[Data items]
start

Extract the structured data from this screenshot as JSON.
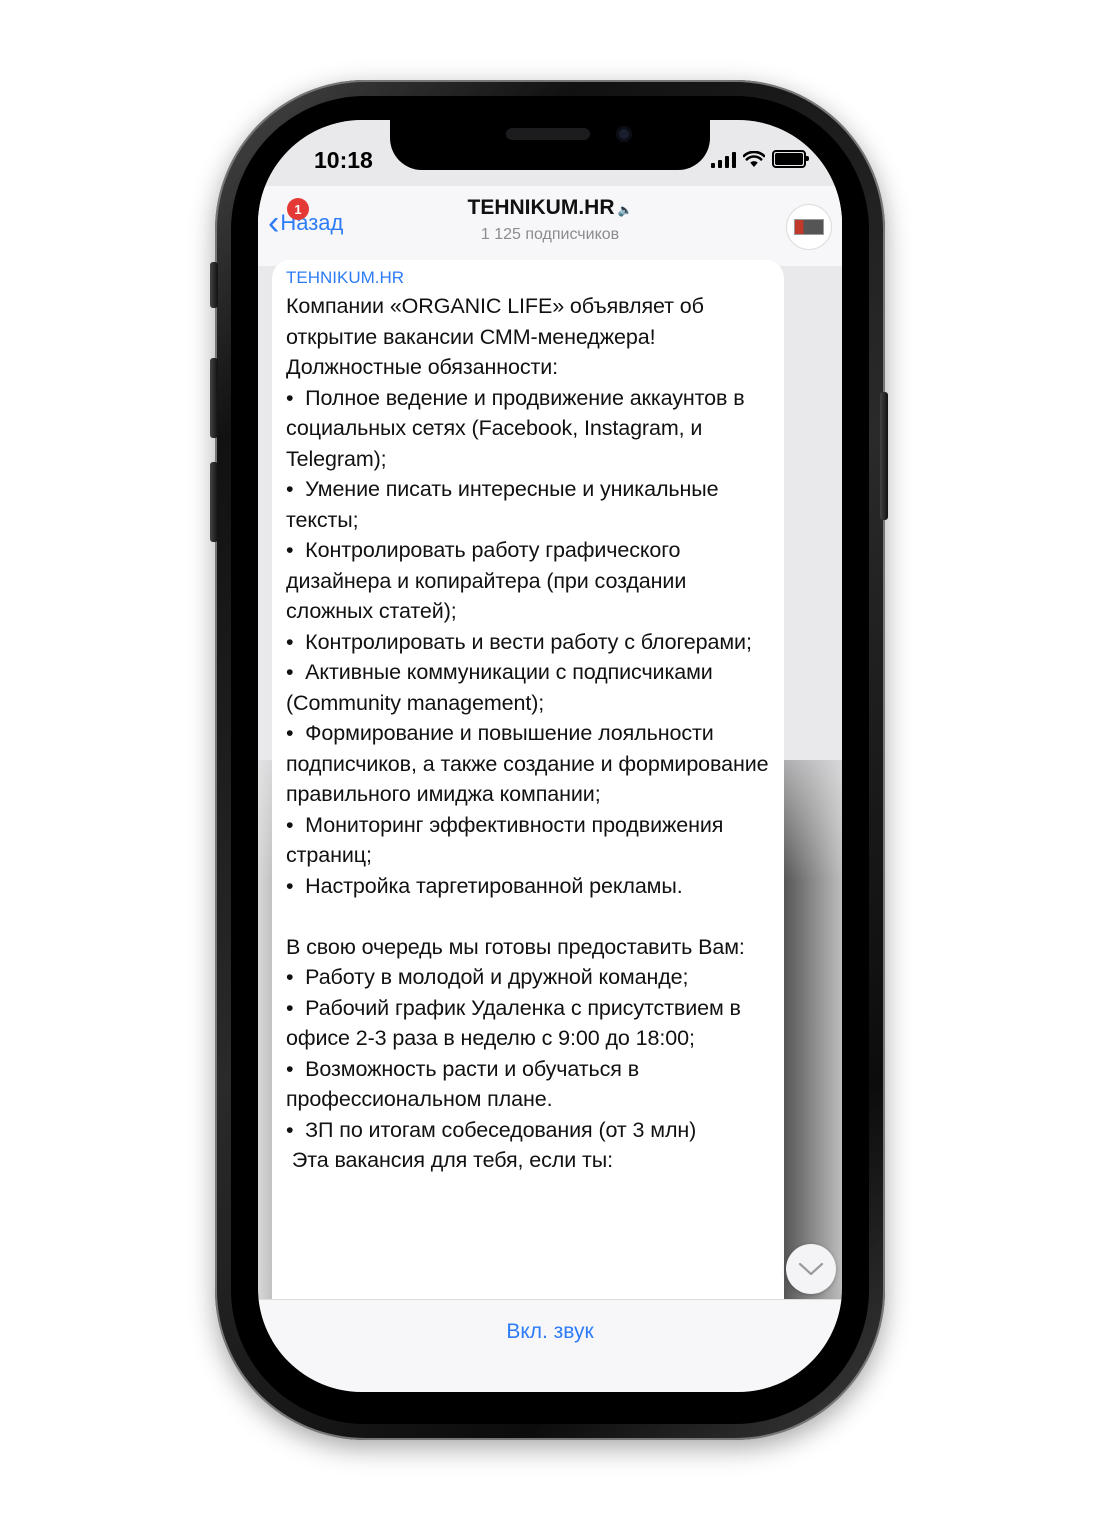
{
  "status_bar": {
    "time": "10:18"
  },
  "header": {
    "back_label": "Назад",
    "unread_badge": "1",
    "channel_name": "TEHNIKUM.HR",
    "subscribers": "1 125 подписчиков",
    "mute_icon": "muted-speaker-icon",
    "avatar_icon": "channel-avatar-icon"
  },
  "message": {
    "author": "TEHNIKUM.HR",
    "text": "Компании «ORGANIC LIFE» объявляет об открытие вакансии СММ-менеджера!\nДолжностные обязанности:\n•  Полное ведение и продвижение аккаунтов в социальных сетях (Facebook, Instagram, и Telegram);\n•  Умение писать интересные и уникальные тексты;\n•  Контролировать работу графического дизайнера и копирайтера (при создании сложных статей);\n•  Контролировать и вести работу с блогерами;\n•  Активные коммуникации с подписчиками (Community management);\n•  Формирование и повышение лояльности подписчиков, а также создание и формирование правильного имиджа компании;\n•  Мониторинг эффективности продвижения страниц;\n•  Настройка таргетированной рекламы.\n\nВ свою очередь мы готовы предоставить Вам:\n•  Работу в молодой и дружной команде;\n•  Рабочий график Удаленка с присутствием в офисе 2-3 раза в неделю с 9:00 до 18:00;\n•  Возможность расти и обучаться в профессиональном плане.\n•  ЗП по итогам собеседования (от 3 млн)\n Эта вакансия для тебя, если ты:"
  },
  "bottom_bar": {
    "mute_toggle_label": "Вкл. звук"
  },
  "colors": {
    "accent": "#2d7cf6",
    "badge": "#e53935"
  }
}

end

== What you will do ==
Your copy of the data above should match it exactly, except that pictures are left out.

== Response to the task ==
Extract the structured data from this screenshot as JSON.
{
  "status_bar": {
    "time": "10:18"
  },
  "header": {
    "back_label": "Назад",
    "unread_badge": "1",
    "channel_name": "TEHNIKUM.HR",
    "subscribers": "1 125 подписчиков",
    "mute_icon": "muted-speaker-icon",
    "avatar_icon": "channel-avatar-icon"
  },
  "message": {
    "author": "TEHNIKUM.HR",
    "text": "Компании «ORGANIC LIFE» объявляет об открытие вакансии СММ-менеджера!\nДолжностные обязанности:\n•  Полное ведение и продвижение аккаунтов в социальных сетях (Facebook, Instagram, и Telegram);\n•  Умение писать интересные и уникальные тексты;\n•  Контролировать работу графического дизайнера и копирайтера (при создании сложных статей);\n•  Контролировать и вести работу с блогерами;\n•  Активные коммуникации с подписчиками (Community management);\n•  Формирование и повышение лояльности подписчиков, а также создание и формирование правильного имиджа компании;\n•  Мониторинг эффективности продвижения страниц;\n•  Настройка таргетированной рекламы.\n\nВ свою очередь мы готовы предоставить Вам:\n•  Работу в молодой и дружной команде;\n•  Рабочий график Удаленка с присутствием в офисе 2-3 раза в неделю с 9:00 до 18:00;\n•  Возможность расти и обучаться в профессиональном плане.\n•  ЗП по итогам собеседования (от 3 млн)\n Эта вакансия для тебя, если ты:"
  },
  "bottom_bar": {
    "mute_toggle_label": "Вкл. звук"
  },
  "colors": {
    "accent": "#2d7cf6",
    "badge": "#e53935"
  }
}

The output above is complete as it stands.